— start Records shown —

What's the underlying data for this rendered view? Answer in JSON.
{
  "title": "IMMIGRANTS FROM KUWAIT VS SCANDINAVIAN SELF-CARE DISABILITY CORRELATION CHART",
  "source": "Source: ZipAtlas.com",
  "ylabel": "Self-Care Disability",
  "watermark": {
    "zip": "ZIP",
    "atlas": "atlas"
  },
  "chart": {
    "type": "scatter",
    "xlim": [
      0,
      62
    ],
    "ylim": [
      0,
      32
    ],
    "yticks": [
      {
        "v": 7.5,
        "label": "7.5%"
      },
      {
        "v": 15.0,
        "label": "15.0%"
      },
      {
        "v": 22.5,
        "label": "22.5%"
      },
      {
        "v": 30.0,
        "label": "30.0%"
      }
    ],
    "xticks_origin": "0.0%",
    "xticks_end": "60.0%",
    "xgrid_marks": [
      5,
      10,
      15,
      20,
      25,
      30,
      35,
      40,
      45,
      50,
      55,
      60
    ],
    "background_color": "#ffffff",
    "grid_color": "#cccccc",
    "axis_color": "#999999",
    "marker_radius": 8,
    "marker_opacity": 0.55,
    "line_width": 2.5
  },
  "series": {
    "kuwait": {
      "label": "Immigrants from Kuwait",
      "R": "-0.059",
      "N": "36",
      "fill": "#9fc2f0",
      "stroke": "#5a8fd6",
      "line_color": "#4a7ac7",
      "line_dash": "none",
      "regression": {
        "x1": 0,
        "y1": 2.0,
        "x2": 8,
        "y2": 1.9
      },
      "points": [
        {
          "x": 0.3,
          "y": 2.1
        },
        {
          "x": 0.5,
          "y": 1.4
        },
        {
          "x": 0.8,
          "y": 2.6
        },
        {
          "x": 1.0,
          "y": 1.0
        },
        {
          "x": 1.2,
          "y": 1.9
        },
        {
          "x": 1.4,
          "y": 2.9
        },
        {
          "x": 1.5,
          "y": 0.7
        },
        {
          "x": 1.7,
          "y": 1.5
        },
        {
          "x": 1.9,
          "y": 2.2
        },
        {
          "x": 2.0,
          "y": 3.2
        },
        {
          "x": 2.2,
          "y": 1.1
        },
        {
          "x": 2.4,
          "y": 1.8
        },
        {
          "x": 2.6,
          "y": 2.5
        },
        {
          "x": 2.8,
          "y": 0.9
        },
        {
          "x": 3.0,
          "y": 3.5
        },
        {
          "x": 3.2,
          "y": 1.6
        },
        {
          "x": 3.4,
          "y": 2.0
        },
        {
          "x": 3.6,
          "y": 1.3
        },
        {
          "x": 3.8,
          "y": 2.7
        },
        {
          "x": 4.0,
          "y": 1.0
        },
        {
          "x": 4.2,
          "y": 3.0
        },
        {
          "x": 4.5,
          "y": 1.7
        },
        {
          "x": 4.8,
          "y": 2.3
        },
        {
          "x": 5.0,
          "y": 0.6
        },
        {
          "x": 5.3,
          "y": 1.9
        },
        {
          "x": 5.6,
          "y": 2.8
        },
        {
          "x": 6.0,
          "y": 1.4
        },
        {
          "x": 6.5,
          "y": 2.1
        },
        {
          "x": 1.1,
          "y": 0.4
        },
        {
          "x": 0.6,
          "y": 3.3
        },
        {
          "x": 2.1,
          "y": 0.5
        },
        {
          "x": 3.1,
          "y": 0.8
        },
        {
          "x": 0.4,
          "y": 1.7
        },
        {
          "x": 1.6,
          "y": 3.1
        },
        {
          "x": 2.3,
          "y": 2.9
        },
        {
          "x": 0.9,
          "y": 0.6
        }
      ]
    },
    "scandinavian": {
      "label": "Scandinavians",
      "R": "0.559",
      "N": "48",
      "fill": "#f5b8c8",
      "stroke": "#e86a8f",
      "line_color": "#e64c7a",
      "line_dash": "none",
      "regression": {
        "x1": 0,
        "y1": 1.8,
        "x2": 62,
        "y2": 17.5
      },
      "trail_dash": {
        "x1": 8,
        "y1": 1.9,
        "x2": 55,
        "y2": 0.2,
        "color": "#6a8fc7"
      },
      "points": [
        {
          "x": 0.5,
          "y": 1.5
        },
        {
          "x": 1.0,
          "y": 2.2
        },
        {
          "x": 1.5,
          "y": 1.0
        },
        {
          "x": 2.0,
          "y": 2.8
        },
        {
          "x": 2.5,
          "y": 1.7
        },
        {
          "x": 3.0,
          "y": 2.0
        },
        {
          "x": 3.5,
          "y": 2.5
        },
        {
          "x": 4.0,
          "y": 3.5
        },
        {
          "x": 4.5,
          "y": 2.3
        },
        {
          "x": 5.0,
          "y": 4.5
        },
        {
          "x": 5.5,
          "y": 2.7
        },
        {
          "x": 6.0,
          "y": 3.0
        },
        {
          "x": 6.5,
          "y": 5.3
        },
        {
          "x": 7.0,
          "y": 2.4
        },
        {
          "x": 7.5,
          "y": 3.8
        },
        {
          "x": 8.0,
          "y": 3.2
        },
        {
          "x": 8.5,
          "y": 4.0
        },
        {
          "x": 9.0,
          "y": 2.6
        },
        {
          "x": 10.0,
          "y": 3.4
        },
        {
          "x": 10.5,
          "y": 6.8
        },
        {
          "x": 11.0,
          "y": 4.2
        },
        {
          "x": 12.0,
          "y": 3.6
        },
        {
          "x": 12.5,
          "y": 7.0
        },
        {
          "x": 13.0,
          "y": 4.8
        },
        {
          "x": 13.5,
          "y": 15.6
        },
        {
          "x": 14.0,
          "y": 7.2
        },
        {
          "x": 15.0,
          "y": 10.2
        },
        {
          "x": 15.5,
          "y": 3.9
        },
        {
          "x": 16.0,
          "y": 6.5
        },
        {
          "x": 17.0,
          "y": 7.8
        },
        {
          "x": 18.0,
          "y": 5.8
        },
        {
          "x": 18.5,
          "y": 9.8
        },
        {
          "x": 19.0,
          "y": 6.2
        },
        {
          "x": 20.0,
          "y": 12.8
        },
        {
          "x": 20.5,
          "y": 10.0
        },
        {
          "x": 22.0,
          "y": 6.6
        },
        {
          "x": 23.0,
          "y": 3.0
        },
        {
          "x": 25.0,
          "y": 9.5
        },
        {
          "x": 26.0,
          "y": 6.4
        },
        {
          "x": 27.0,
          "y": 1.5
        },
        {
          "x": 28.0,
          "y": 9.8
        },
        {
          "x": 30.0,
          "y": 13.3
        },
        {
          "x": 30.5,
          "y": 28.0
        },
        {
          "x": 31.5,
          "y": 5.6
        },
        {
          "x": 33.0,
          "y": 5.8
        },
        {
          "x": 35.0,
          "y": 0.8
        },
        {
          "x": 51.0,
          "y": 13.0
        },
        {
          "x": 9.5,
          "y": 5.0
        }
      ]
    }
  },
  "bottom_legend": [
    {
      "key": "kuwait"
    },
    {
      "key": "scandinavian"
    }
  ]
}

— end Records shown —

Your task is to give the records above again, exactly.

What's the underlying data for this rendered view? Answer in JSON.
{
  "title": "IMMIGRANTS FROM KUWAIT VS SCANDINAVIAN SELF-CARE DISABILITY CORRELATION CHART",
  "source": "Source: ZipAtlas.com",
  "ylabel": "Self-Care Disability",
  "watermark": {
    "zip": "ZIP",
    "atlas": "atlas"
  },
  "chart": {
    "type": "scatter",
    "xlim": [
      0,
      62
    ],
    "ylim": [
      0,
      32
    ],
    "yticks": [
      {
        "v": 7.5,
        "label": "7.5%"
      },
      {
        "v": 15.0,
        "label": "15.0%"
      },
      {
        "v": 22.5,
        "label": "22.5%"
      },
      {
        "v": 30.0,
        "label": "30.0%"
      }
    ],
    "xticks_origin": "0.0%",
    "xticks_end": "60.0%",
    "xgrid_marks": [
      5,
      10,
      15,
      20,
      25,
      30,
      35,
      40,
      45,
      50,
      55,
      60
    ],
    "background_color": "#ffffff",
    "grid_color": "#cccccc",
    "axis_color": "#999999",
    "marker_radius": 8,
    "marker_opacity": 0.55,
    "line_width": 2.5
  },
  "series": {
    "kuwait": {
      "label": "Immigrants from Kuwait",
      "R": "-0.059",
      "N": "36",
      "fill": "#9fc2f0",
      "stroke": "#5a8fd6",
      "line_color": "#4a7ac7",
      "line_dash": "none",
      "regression": {
        "x1": 0,
        "y1": 2.0,
        "x2": 8,
        "y2": 1.9
      },
      "points": [
        {
          "x": 0.3,
          "y": 2.1
        },
        {
          "x": 0.5,
          "y": 1.4
        },
        {
          "x": 0.8,
          "y": 2.6
        },
        {
          "x": 1.0,
          "y": 1.0
        },
        {
          "x": 1.2,
          "y": 1.9
        },
        {
          "x": 1.4,
          "y": 2.9
        },
        {
          "x": 1.5,
          "y": 0.7
        },
        {
          "x": 1.7,
          "y": 1.5
        },
        {
          "x": 1.9,
          "y": 2.2
        },
        {
          "x": 2.0,
          "y": 3.2
        },
        {
          "x": 2.2,
          "y": 1.1
        },
        {
          "x": 2.4,
          "y": 1.8
        },
        {
          "x": 2.6,
          "y": 2.5
        },
        {
          "x": 2.8,
          "y": 0.9
        },
        {
          "x": 3.0,
          "y": 3.5
        },
        {
          "x": 3.2,
          "y": 1.6
        },
        {
          "x": 3.4,
          "y": 2.0
        },
        {
          "x": 3.6,
          "y": 1.3
        },
        {
          "x": 3.8,
          "y": 2.7
        },
        {
          "x": 4.0,
          "y": 1.0
        },
        {
          "x": 4.2,
          "y": 3.0
        },
        {
          "x": 4.5,
          "y": 1.7
        },
        {
          "x": 4.8,
          "y": 2.3
        },
        {
          "x": 5.0,
          "y": 0.6
        },
        {
          "x": 5.3,
          "y": 1.9
        },
        {
          "x": 5.6,
          "y": 2.8
        },
        {
          "x": 6.0,
          "y": 1.4
        },
        {
          "x": 6.5,
          "y": 2.1
        },
        {
          "x": 1.1,
          "y": 0.4
        },
        {
          "x": 0.6,
          "y": 3.3
        },
        {
          "x": 2.1,
          "y": 0.5
        },
        {
          "x": 3.1,
          "y": 0.8
        },
        {
          "x": 0.4,
          "y": 1.7
        },
        {
          "x": 1.6,
          "y": 3.1
        },
        {
          "x": 2.3,
          "y": 2.9
        },
        {
          "x": 0.9,
          "y": 0.6
        }
      ]
    },
    "scandinavian": {
      "label": "Scandinavians",
      "R": "0.559",
      "N": "48",
      "fill": "#f5b8c8",
      "stroke": "#e86a8f",
      "line_color": "#e64c7a",
      "line_dash": "none",
      "regression": {
        "x1": 0,
        "y1": 1.8,
        "x2": 62,
        "y2": 17.5
      },
      "trail_dash": {
        "x1": 8,
        "y1": 1.9,
        "x2": 55,
        "y2": 0.2,
        "color": "#6a8fc7"
      },
      "points": [
        {
          "x": 0.5,
          "y": 1.5
        },
        {
          "x": 1.0,
          "y": 2.2
        },
        {
          "x": 1.5,
          "y": 1.0
        },
        {
          "x": 2.0,
          "y": 2.8
        },
        {
          "x": 2.5,
          "y": 1.7
        },
        {
          "x": 3.0,
          "y": 2.0
        },
        {
          "x": 3.5,
          "y": 2.5
        },
        {
          "x": 4.0,
          "y": 3.5
        },
        {
          "x": 4.5,
          "y": 2.3
        },
        {
          "x": 5.0,
          "y": 4.5
        },
        {
          "x": 5.5,
          "y": 2.7
        },
        {
          "x": 6.0,
          "y": 3.0
        },
        {
          "x": 6.5,
          "y": 5.3
        },
        {
          "x": 7.0,
          "y": 2.4
        },
        {
          "x": 7.5,
          "y": 3.8
        },
        {
          "x": 8.0,
          "y": 3.2
        },
        {
          "x": 8.5,
          "y": 4.0
        },
        {
          "x": 9.0,
          "y": 2.6
        },
        {
          "x": 10.0,
          "y": 3.4
        },
        {
          "x": 10.5,
          "y": 6.8
        },
        {
          "x": 11.0,
          "y": 4.2
        },
        {
          "x": 12.0,
          "y": 3.6
        },
        {
          "x": 12.5,
          "y": 7.0
        },
        {
          "x": 13.0,
          "y": 4.8
        },
        {
          "x": 13.5,
          "y": 15.6
        },
        {
          "x": 14.0,
          "y": 7.2
        },
        {
          "x": 15.0,
          "y": 10.2
        },
        {
          "x": 15.5,
          "y": 3.9
        },
        {
          "x": 16.0,
          "y": 6.5
        },
        {
          "x": 17.0,
          "y": 7.8
        },
        {
          "x": 18.0,
          "y": 5.8
        },
        {
          "x": 18.5,
          "y": 9.8
        },
        {
          "x": 19.0,
          "y": 6.2
        },
        {
          "x": 20.0,
          "y": 12.8
        },
        {
          "x": 20.5,
          "y": 10.0
        },
        {
          "x": 22.0,
          "y": 6.6
        },
        {
          "x": 23.0,
          "y": 3.0
        },
        {
          "x": 25.0,
          "y": 9.5
        },
        {
          "x": 26.0,
          "y": 6.4
        },
        {
          "x": 27.0,
          "y": 1.5
        },
        {
          "x": 28.0,
          "y": 9.8
        },
        {
          "x": 30.0,
          "y": 13.3
        },
        {
          "x": 30.5,
          "y": 28.0
        },
        {
          "x": 31.5,
          "y": 5.6
        },
        {
          "x": 33.0,
          "y": 5.8
        },
        {
          "x": 35.0,
          "y": 0.8
        },
        {
          "x": 51.0,
          "y": 13.0
        },
        {
          "x": 9.5,
          "y": 5.0
        }
      ]
    }
  },
  "bottom_legend": [
    {
      "key": "kuwait"
    },
    {
      "key": "scandinavian"
    }
  ]
}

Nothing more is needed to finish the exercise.